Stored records
<<<<

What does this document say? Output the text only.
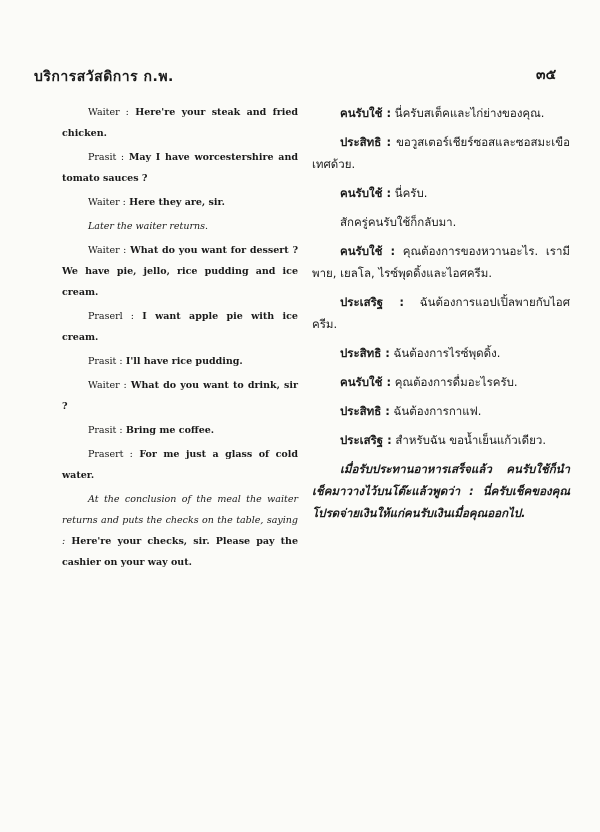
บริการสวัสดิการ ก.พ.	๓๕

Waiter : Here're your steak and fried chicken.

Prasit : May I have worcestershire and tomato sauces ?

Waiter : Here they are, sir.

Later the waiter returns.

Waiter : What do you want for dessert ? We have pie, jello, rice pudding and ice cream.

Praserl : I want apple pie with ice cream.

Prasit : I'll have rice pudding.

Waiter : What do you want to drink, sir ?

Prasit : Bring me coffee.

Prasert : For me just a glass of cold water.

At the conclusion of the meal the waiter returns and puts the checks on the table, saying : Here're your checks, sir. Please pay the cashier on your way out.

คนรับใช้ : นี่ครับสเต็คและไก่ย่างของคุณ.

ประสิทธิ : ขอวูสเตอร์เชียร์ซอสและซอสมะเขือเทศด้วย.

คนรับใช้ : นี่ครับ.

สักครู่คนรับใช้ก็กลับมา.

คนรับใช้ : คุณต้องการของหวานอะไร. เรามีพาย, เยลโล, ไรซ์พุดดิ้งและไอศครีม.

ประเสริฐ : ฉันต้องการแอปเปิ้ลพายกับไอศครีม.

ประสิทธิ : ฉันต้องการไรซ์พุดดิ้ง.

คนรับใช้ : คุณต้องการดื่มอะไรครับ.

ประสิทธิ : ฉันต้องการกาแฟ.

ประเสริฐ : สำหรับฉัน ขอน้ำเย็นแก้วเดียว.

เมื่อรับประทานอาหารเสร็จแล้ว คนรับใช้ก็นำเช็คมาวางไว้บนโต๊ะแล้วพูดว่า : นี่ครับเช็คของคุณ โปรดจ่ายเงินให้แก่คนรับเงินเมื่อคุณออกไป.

>>>>

Your task: Repeat the material above in full and exactly, omitting the pictures.

Response:
What does this document say? Output the text only.
บริการสวัสดิการ ก.พ.	๓๕

Waiter : Here're your steak and fried chicken.

Prasit : May I have worcestershire and tomato sauces ?

Waiter : Here they are, sir.

Later the waiter returns.

Waiter : What do you want for dessert ? We have pie, jello, rice pudding and ice cream.

Praserl : I want apple pie with ice cream.

Prasit : I'll have rice pudding.

Waiter : What do you want to drink, sir ?

Prasit : Bring me coffee.

Prasert : For me just a glass of cold water.

At the conclusion of the meal the waiter returns and puts the checks on the table, saying : Here're your checks, sir. Please pay the cashier on your way out.

คนรับใช้ : นี่ครับสเต็คและไก่ย่างของคุณ.

ประสิทธิ : ขอวูสเตอร์เชียร์ซอสและซอสมะเขือเทศด้วย.

คนรับใช้ : นี่ครับ.

สักครู่คนรับใช้ก็กลับมา.

คนรับใช้ : คุณต้องการของหวานอะไร. เรามีพาย, เยลโล, ไรซ์พุดดิ้งและไอศครีม.

ประเสริฐ : ฉันต้องการแอปเปิ้ลพายกับไอศครีม.

ประสิทธิ : ฉันต้องการไรซ์พุดดิ้ง.

คนรับใช้ : คุณต้องการดื่มอะไรครับ.

ประสิทธิ : ฉันต้องการกาแฟ.

ประเสริฐ : สำหรับฉัน ขอน้ำเย็นแก้วเดียว.

เมื่อรับประทานอาหารเสร็จแล้ว คนรับใช้ก็นำเช็คมาวางไว้บนโต๊ะแล้วพูดว่า : นี่ครับเช็คของคุณ โปรดจ่ายเงินให้แก่คนรับเงินเมื่อคุณออกไป.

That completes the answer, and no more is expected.